(Extracted records)
++++++++
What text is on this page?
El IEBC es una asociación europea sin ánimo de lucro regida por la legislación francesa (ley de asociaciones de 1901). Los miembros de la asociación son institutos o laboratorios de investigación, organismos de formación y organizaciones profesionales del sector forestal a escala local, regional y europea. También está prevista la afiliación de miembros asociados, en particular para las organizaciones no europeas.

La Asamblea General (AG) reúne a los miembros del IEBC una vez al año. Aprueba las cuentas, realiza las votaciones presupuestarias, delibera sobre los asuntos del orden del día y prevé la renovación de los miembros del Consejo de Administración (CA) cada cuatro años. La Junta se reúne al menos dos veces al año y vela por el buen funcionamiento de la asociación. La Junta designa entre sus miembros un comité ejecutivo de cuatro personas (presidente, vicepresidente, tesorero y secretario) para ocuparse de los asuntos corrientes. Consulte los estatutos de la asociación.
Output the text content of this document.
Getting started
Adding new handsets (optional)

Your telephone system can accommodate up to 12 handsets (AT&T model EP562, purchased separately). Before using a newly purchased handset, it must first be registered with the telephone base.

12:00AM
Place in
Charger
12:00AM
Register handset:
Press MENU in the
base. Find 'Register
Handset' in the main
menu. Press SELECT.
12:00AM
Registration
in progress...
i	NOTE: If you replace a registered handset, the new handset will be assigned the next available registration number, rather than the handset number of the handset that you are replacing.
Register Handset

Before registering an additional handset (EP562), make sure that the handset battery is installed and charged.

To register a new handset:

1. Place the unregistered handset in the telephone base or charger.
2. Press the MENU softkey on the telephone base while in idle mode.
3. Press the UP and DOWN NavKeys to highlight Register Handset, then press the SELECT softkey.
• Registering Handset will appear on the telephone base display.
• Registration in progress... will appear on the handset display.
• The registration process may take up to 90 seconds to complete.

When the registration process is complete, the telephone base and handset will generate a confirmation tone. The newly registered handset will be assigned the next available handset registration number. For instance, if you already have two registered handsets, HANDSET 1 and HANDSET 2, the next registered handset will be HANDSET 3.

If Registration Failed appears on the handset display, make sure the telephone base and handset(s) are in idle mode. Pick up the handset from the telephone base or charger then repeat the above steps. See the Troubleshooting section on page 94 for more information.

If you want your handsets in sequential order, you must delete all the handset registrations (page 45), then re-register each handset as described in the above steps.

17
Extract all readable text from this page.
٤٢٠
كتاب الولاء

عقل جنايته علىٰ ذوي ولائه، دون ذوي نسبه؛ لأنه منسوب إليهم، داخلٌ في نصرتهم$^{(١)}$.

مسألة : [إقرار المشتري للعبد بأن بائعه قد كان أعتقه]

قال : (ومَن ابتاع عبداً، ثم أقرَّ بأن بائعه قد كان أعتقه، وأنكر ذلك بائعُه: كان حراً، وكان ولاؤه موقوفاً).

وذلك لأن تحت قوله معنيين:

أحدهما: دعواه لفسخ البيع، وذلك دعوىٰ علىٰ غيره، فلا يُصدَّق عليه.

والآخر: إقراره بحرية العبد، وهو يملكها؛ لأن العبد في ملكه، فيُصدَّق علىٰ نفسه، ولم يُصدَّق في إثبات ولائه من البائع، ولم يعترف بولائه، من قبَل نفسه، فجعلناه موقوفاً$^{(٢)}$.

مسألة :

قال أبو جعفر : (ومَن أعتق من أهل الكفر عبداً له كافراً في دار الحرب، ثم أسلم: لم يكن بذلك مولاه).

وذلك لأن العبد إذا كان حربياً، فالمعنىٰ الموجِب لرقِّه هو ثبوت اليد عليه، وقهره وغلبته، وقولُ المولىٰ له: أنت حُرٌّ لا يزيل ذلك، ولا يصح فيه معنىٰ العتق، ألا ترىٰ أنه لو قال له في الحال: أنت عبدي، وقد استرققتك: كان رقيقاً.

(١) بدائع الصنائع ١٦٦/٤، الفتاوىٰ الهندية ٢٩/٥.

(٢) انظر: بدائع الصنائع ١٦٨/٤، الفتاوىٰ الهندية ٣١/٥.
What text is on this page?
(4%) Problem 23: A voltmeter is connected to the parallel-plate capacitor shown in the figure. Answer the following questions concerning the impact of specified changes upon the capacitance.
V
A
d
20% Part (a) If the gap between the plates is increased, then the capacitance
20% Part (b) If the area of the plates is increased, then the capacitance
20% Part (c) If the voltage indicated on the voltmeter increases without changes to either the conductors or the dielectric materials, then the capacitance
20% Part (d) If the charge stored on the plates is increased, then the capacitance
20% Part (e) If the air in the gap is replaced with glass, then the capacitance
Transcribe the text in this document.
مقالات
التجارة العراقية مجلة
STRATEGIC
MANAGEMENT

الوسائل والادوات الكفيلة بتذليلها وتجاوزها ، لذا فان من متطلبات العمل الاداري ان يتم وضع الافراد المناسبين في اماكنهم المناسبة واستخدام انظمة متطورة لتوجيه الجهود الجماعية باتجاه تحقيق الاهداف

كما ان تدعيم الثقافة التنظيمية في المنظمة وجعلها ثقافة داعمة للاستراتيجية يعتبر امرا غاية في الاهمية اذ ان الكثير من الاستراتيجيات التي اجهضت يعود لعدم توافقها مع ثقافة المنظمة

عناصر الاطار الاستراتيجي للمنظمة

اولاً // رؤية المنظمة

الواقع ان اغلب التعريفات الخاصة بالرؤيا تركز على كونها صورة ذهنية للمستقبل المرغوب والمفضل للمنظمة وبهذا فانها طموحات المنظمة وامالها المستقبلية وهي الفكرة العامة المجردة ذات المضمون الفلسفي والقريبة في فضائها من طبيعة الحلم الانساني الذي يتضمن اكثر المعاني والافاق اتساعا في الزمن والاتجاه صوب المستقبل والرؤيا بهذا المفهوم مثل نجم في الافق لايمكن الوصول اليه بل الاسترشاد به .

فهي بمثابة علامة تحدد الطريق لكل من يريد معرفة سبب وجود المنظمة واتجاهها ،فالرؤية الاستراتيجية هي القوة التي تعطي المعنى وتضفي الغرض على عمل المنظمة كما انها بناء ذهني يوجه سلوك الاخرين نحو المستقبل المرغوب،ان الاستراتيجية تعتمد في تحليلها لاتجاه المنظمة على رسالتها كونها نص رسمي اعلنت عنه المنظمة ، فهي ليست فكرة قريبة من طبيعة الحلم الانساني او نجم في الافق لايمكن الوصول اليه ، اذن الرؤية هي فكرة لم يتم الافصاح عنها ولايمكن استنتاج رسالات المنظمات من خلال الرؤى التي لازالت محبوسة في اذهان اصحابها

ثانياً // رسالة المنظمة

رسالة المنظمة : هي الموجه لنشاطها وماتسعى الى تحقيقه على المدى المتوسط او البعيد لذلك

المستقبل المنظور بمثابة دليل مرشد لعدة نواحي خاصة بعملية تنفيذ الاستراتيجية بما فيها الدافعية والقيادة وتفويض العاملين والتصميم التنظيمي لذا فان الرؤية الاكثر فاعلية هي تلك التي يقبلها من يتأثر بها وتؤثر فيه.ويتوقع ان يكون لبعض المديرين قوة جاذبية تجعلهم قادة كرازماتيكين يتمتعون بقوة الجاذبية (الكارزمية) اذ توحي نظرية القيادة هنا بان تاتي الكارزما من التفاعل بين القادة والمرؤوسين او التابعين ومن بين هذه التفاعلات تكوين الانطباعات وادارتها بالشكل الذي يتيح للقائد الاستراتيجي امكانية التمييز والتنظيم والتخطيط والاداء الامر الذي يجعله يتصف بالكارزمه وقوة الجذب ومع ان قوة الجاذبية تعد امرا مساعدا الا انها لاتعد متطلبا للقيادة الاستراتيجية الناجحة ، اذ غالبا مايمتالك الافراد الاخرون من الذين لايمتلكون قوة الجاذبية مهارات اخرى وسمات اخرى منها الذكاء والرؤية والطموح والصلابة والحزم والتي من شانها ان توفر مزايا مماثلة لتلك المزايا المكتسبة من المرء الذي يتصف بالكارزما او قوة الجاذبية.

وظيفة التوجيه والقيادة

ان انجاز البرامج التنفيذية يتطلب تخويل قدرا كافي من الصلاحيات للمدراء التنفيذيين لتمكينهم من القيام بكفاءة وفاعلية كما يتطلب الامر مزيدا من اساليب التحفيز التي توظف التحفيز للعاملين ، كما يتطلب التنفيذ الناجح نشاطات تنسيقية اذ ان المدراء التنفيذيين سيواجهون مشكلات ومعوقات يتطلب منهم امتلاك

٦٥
++++++++
• Exercise objective:
In the entries above, find every line holding the word "لايمكن" and copy it out.

• The result:
الواقع ان اغلب التعريفات الخاصة بالرؤيا تركز على كونها صورة ذهنية للمستقبل المرغوب والمفضل للمنظمة وبهذا فانها طموحات المنظمة وامالها المستقبلية وهي الفكرة العامة المجردة ذات المضمون الفلسفي والقريبة في فضائها من طبيعة الحلم الانساني الذي يتضمن اكثر المعاني والافاق اتساعا في الزمن والاتجاه صوب المستقبل والرؤيا بهذا المفهوم مثل نجم في الافق لايمكن الوصول اليه بل الاسترشاد به .
فهي بمثابة علامة تحدد الطريق لكل من يريد معرفة سبب وجود المنظمة واتجاهها ،فالرؤية الاستراتيجية هي القوة التي تعطي المعنى وتضفي الغرض على عمل المنظمة كما انها بناء ذهني يوجه سلوك الاخرين نحو المستقبل المرغوب،ان الاستراتيجية تعتمد في تحليلها لاتجاه المنظمة على رسالتها كونها نص رسمي اعلنت عنه المنظمة ، فهي ليست فكرة قريبة من طبيعة الحلم الانساني او نجم في الافق لايمكن الوصول اليه ، اذن الرؤية هي فكرة لم يتم الافصاح عنها ولايمكن استنتاج رسالات المنظمات من خلال الرؤى التي لازالت محبوسة في اذهان اصحابها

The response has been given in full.